Look through the records that follow. Copy every line containing the word "không".
:: RECORDS PROVIDED ::
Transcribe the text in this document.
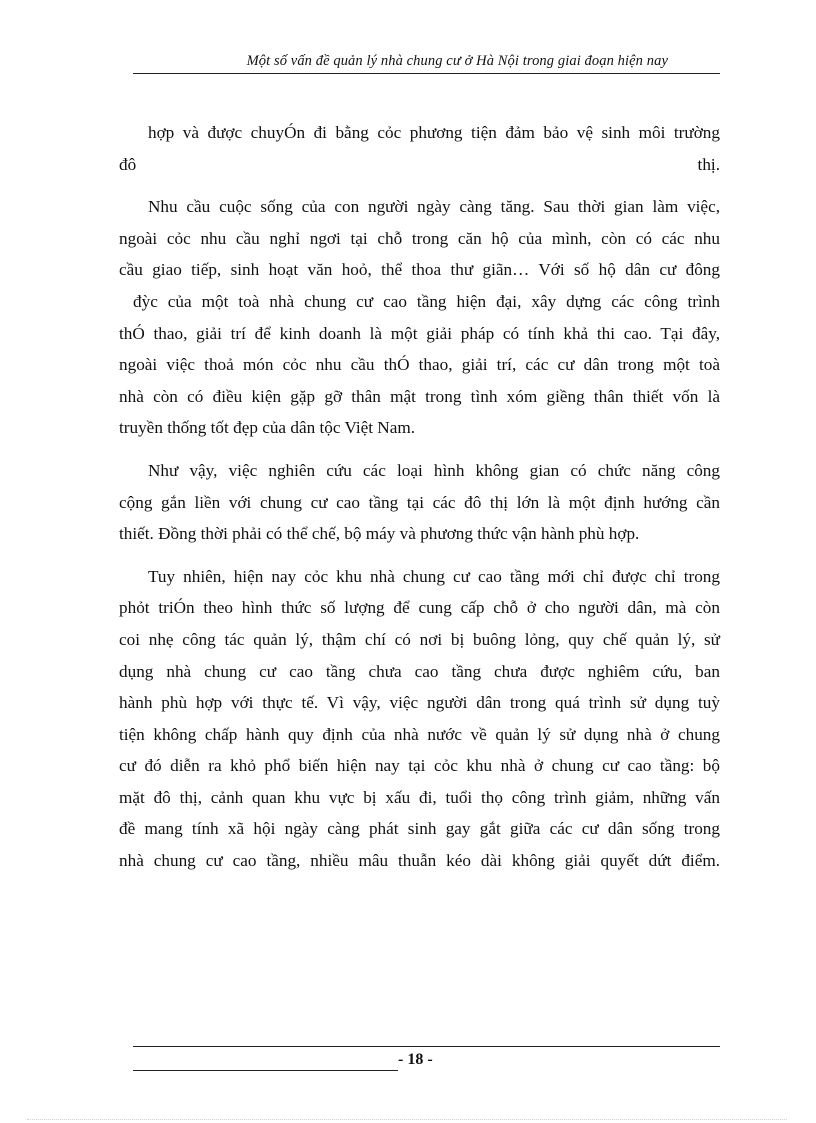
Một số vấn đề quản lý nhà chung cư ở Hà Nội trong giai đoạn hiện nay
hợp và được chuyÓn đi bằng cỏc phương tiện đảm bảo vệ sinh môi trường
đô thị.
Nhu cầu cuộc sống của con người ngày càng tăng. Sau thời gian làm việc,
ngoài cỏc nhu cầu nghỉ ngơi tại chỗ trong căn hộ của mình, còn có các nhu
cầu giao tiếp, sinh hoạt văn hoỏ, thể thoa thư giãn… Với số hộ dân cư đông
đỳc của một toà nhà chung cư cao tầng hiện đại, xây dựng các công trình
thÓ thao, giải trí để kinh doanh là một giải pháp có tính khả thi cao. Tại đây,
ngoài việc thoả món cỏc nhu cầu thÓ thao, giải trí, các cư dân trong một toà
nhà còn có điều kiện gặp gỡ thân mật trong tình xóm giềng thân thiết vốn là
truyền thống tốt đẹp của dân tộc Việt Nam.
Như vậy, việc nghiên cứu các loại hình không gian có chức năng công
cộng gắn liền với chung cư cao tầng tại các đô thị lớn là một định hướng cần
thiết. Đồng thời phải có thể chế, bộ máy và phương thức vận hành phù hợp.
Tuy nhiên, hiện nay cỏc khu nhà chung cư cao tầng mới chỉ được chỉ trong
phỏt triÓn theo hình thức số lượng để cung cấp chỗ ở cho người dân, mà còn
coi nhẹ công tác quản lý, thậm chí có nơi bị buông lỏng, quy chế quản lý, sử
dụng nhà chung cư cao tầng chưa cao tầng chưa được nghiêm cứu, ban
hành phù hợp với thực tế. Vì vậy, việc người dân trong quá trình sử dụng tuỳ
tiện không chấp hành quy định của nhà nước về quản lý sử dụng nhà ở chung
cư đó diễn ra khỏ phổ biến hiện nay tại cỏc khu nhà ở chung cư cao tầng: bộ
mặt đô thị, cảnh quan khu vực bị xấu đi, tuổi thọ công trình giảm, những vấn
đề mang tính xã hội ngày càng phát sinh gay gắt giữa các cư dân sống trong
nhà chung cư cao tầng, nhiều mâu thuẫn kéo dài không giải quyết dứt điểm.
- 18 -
:::
:: RECORDS PROVIDED ::
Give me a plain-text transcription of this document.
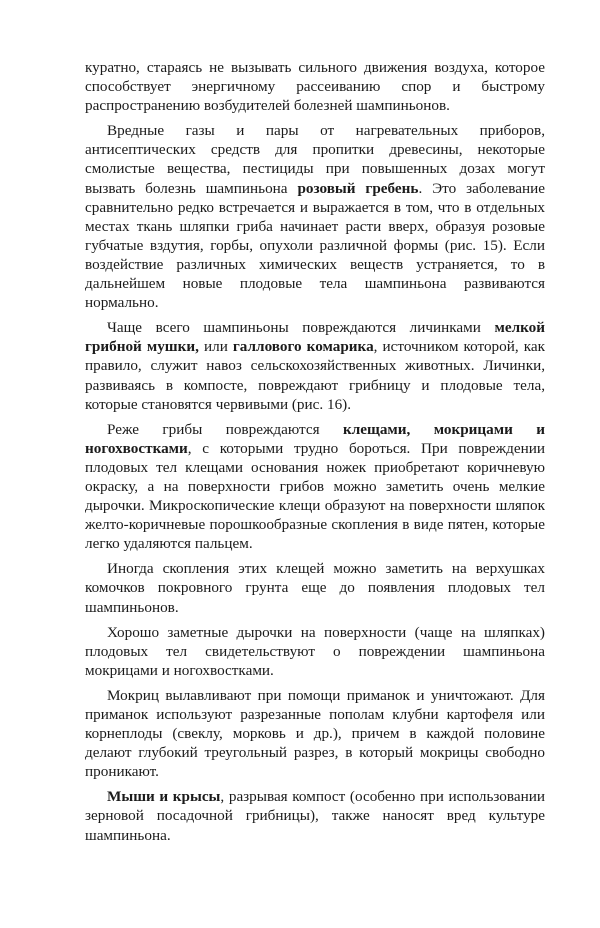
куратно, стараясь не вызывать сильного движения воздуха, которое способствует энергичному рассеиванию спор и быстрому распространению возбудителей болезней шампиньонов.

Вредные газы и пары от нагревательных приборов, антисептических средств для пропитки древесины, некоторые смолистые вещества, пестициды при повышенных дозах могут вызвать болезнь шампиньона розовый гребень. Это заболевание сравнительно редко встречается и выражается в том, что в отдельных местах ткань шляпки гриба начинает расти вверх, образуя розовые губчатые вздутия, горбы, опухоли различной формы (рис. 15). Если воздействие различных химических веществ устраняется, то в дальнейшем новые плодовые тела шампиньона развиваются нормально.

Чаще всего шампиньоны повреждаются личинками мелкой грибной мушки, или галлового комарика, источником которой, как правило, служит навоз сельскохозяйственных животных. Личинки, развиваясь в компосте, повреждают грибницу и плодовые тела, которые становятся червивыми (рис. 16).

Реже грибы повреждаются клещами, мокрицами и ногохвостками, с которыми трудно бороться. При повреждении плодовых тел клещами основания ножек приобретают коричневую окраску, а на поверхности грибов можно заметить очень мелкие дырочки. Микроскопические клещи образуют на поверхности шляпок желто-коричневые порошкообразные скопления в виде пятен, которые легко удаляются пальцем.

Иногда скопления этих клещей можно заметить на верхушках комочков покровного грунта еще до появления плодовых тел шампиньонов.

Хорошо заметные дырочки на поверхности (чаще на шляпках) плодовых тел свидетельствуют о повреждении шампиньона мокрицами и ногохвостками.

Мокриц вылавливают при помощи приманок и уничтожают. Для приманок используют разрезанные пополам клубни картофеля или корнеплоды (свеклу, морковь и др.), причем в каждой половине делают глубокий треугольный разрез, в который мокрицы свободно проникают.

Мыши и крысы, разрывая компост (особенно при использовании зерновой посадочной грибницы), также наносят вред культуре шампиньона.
:::
(WRITTEN ANSWER):
Như vậy, việc nghiên cứu các loại hình không gian có chức năng công
tiện không chấp hành quy định của nhà nước về quản lý sử dụng nhà ở chung
nhà chung cư cao tầng, nhiều mâu thuẫn kéo dài không giải quyết dứt điểm.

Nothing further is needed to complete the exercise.